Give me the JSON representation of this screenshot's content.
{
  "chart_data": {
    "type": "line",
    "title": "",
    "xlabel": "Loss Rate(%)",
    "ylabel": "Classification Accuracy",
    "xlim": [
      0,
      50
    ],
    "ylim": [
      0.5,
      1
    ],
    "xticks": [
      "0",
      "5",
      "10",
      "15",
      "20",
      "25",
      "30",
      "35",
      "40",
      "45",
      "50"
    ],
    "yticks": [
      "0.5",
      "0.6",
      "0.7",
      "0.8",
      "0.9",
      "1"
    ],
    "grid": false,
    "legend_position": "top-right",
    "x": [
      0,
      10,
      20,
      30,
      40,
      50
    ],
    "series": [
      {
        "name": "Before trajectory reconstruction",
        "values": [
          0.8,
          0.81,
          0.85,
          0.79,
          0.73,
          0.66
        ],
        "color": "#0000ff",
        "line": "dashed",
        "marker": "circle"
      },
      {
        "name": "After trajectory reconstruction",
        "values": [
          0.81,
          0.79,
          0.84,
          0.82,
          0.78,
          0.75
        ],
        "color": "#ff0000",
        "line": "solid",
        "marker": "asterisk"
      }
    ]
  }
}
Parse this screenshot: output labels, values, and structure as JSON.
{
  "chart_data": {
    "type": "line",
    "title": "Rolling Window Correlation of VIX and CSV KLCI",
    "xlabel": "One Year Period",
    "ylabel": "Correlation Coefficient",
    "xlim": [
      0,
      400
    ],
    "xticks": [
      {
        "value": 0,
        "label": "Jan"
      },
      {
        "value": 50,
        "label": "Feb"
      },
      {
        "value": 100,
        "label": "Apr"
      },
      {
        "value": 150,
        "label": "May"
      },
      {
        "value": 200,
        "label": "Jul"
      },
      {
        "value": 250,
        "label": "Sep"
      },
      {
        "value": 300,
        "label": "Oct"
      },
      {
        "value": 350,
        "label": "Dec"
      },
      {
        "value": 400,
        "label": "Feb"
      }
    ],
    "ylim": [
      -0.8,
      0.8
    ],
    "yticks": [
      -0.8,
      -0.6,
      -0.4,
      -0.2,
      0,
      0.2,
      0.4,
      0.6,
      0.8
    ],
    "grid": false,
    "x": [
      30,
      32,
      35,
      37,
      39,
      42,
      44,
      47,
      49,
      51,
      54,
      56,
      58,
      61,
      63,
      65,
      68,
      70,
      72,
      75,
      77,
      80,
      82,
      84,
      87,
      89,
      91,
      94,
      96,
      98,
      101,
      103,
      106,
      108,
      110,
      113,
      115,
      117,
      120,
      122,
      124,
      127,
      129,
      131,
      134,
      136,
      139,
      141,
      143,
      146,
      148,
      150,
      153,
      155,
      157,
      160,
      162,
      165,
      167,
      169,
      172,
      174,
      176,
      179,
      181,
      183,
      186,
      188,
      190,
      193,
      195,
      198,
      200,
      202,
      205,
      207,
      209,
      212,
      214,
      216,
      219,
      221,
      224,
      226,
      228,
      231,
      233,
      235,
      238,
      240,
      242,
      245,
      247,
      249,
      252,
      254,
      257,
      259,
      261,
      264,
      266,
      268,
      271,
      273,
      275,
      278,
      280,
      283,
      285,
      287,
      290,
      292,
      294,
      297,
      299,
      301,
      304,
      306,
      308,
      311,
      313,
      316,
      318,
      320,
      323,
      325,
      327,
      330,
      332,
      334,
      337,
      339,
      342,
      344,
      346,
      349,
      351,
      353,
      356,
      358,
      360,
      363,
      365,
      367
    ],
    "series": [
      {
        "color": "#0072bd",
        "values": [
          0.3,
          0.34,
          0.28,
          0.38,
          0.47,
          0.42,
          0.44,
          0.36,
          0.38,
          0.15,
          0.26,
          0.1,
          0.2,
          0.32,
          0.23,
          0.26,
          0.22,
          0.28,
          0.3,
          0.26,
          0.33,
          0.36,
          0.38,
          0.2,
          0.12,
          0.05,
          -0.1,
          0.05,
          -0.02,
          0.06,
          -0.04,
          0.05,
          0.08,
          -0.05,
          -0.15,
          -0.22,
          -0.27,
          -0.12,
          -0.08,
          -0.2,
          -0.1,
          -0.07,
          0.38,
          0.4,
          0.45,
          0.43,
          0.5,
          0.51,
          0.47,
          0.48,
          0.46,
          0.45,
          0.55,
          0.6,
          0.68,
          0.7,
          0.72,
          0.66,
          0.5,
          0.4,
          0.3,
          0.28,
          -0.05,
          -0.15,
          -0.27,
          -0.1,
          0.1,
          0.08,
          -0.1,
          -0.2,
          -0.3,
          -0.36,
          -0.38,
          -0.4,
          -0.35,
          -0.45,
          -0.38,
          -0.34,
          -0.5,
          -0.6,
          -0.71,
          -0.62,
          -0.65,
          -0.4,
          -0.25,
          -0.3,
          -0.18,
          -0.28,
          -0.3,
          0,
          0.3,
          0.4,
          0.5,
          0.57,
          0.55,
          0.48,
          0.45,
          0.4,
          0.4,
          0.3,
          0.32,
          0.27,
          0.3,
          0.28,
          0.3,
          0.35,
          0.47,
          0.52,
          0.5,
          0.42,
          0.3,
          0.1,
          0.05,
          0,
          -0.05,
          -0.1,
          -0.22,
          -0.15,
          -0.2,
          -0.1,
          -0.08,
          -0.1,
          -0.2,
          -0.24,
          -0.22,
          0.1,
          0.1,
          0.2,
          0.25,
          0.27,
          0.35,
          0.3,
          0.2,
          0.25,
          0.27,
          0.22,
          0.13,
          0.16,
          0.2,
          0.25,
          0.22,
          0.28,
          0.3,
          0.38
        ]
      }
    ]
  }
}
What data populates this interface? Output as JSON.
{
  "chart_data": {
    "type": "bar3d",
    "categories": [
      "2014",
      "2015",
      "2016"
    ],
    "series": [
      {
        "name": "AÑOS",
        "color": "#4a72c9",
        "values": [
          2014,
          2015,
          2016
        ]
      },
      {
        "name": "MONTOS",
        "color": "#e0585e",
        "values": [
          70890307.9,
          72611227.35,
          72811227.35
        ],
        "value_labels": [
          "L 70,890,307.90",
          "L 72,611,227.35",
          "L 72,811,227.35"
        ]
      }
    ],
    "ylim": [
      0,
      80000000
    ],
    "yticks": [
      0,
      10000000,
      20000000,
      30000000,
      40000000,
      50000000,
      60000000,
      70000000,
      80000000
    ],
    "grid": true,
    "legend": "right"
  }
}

========================================================================

## INSTRUCTION
Produce an exact repeat of the lines from the one containing "What data populates" through the last line of the data, and nothing more.

## RESPONSE
What data populates this interface? Output as JSON.
{
  "chart_data": {
    "type": "bar3d",
    "categories": [
      "2014",
      "2015",
      "2016"
    ],
    "series": [
      {
        "name": "AÑOS",
        "color": "#4a72c9",
        "values": [
          2014,
          2015,
          2016
        ]
      },
      {
        "name": "MONTOS",
        "color": "#e0585e",
        "values": [
          70890307.9,
          72611227.35,
          72811227.35
        ],
        "value_labels": [
          "L 70,890,307.90",
          "L 72,611,227.35",
          "L 72,811,227.35"
        ]
      }
    ],
    "ylim": [
      0,
      80000000
    ],
    "yticks": [
      0,
      10000000,
      20000000,
      30000000,
      40000000,
      50000000,
      60000000,
      70000000,
      80000000
    ],
    "grid": true,
    "legend": "right"
  }
}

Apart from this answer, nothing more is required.